[Data items]
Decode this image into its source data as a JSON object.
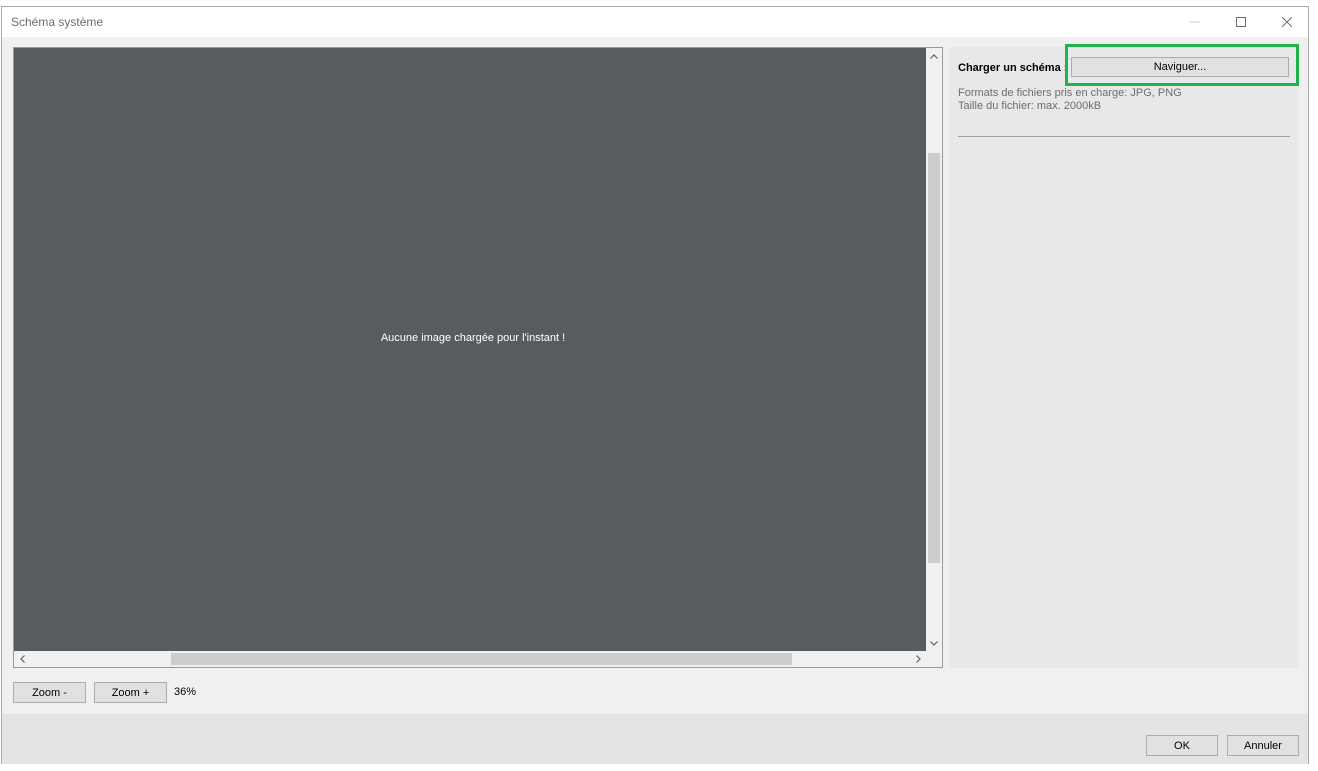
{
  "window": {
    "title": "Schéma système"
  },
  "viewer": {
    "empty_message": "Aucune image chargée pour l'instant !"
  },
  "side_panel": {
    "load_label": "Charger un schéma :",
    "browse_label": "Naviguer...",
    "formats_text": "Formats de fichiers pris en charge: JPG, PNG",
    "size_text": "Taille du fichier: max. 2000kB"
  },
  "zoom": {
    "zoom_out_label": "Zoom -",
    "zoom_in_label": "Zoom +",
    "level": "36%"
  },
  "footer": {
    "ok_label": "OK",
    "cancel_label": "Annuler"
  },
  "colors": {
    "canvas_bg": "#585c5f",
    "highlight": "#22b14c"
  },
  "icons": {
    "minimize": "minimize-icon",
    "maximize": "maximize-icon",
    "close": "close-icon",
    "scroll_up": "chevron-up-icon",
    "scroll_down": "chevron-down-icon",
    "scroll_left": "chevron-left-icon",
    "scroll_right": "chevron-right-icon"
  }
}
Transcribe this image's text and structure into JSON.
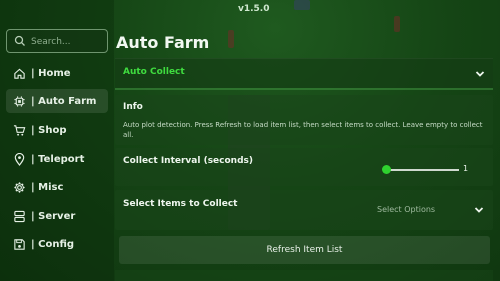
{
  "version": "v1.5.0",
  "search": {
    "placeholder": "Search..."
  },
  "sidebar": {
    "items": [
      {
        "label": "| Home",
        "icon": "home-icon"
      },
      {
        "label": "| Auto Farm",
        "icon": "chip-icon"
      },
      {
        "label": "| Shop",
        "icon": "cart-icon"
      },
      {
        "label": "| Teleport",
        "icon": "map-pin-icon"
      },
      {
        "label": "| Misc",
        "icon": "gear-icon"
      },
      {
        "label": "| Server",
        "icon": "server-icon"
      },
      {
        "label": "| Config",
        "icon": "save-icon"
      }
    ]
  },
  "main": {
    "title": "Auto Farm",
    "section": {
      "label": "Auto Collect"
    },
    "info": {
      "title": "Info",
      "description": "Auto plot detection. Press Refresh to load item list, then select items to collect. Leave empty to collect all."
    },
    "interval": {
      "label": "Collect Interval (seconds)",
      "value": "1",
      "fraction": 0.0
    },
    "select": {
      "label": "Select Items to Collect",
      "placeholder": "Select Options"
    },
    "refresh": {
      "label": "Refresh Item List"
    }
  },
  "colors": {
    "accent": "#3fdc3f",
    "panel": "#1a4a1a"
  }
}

**WHAT YOU WILL DO**
Extract every line of the records above that contains the word "title".

**SOLUTION TO THIS EXERCISE**
    "title": "Schéma système"
    "title": "Auto Farm",
      "title": "Info",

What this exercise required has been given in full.